Problem:
Look below for the line with "Give me the", and from there restate every line word for word until the entries end.
--- Begin Input records ---
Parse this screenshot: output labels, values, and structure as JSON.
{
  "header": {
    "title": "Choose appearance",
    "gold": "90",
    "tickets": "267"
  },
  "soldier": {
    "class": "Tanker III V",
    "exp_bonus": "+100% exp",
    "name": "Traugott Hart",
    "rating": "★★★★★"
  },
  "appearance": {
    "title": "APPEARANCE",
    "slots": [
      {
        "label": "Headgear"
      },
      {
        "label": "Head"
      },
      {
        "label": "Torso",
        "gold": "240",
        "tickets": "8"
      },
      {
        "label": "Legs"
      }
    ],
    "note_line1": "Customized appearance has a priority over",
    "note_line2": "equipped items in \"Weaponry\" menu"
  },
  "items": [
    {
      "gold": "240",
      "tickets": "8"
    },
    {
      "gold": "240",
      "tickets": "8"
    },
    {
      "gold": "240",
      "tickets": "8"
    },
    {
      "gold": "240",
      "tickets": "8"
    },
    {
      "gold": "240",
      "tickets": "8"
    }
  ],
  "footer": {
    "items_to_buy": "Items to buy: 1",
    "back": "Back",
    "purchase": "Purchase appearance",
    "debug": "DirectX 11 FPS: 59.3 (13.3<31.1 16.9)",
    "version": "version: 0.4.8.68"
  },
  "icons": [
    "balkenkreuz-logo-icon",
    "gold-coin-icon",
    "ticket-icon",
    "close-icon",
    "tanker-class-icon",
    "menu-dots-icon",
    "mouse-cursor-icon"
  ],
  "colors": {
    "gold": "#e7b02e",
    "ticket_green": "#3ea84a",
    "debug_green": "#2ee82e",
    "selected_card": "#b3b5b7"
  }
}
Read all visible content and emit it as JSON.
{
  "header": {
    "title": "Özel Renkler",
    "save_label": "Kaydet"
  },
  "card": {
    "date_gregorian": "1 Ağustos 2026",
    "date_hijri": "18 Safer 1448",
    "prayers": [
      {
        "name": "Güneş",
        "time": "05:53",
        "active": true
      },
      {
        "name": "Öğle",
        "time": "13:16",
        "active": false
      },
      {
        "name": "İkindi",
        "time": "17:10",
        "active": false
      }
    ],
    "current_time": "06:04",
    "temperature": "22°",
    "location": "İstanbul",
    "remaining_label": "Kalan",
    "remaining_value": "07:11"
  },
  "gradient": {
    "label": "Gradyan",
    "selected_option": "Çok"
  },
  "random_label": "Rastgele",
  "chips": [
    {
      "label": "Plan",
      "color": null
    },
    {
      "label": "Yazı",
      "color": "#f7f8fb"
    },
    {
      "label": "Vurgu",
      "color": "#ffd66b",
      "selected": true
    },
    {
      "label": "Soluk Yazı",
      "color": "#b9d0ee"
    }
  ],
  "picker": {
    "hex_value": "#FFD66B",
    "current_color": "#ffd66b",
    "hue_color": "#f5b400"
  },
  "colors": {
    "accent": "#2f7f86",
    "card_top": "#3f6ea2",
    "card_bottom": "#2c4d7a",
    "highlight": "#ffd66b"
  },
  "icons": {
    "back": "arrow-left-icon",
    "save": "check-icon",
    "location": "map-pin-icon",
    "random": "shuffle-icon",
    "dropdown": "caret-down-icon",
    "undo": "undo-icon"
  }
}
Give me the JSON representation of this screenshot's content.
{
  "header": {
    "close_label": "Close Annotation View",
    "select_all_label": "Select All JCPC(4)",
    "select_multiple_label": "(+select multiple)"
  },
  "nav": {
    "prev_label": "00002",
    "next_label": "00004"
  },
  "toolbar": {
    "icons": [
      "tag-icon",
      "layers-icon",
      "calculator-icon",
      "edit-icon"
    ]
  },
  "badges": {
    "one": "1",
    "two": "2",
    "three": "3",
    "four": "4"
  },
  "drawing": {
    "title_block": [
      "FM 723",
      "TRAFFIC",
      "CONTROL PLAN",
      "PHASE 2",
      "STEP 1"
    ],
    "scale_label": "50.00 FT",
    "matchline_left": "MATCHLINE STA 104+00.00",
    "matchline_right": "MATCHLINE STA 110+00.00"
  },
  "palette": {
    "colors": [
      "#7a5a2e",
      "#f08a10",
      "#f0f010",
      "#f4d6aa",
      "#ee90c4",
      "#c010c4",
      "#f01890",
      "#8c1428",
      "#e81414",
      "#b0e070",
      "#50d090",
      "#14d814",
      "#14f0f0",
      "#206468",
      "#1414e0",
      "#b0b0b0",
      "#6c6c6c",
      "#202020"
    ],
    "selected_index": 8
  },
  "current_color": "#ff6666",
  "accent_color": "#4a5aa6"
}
--- End Input records ---
Answer to the problem:
Give me the JSON representation of this screenshot's content.
{
  "header": {
    "close_label": "Close Annotation View",
    "select_all_label": "Select All JCPC(4)",
    "select_multiple_label": "(+select multiple)"
  },
  "nav": {
    "prev_label": "00002",
    "next_label": "00004"
  },
  "toolbar": {
    "icons": [
      "tag-icon",
      "layers-icon",
      "calculator-icon",
      "edit-icon"
    ]
  },
  "badges": {
    "one": "1",
    "two": "2",
    "three": "3",
    "four": "4"
  },
  "drawing": {
    "title_block": [
      "FM 723",
      "TRAFFIC",
      "CONTROL PLAN",
      "PHASE 2",
      "STEP 1"
    ],
    "scale_label": "50.00 FT",
    "matchline_left": "MATCHLINE STA 104+00.00",
    "matchline_right": "MATCHLINE STA 110+00.00"
  },
  "palette": {
    "colors": [
      "#7a5a2e",
      "#f08a10",
      "#f0f010",
      "#f4d6aa",
      "#ee90c4",
      "#c010c4",
      "#f01890",
      "#8c1428",
      "#e81414",
      "#b0e070",
      "#50d090",
      "#14d814",
      "#14f0f0",
      "#206468",
      "#1414e0",
      "#b0b0b0",
      "#6c6c6c",
      "#202020"
    ],
    "selected_index": 8
  },
  "current_color": "#ff6666",
  "accent_color": "#4a5aa6"
}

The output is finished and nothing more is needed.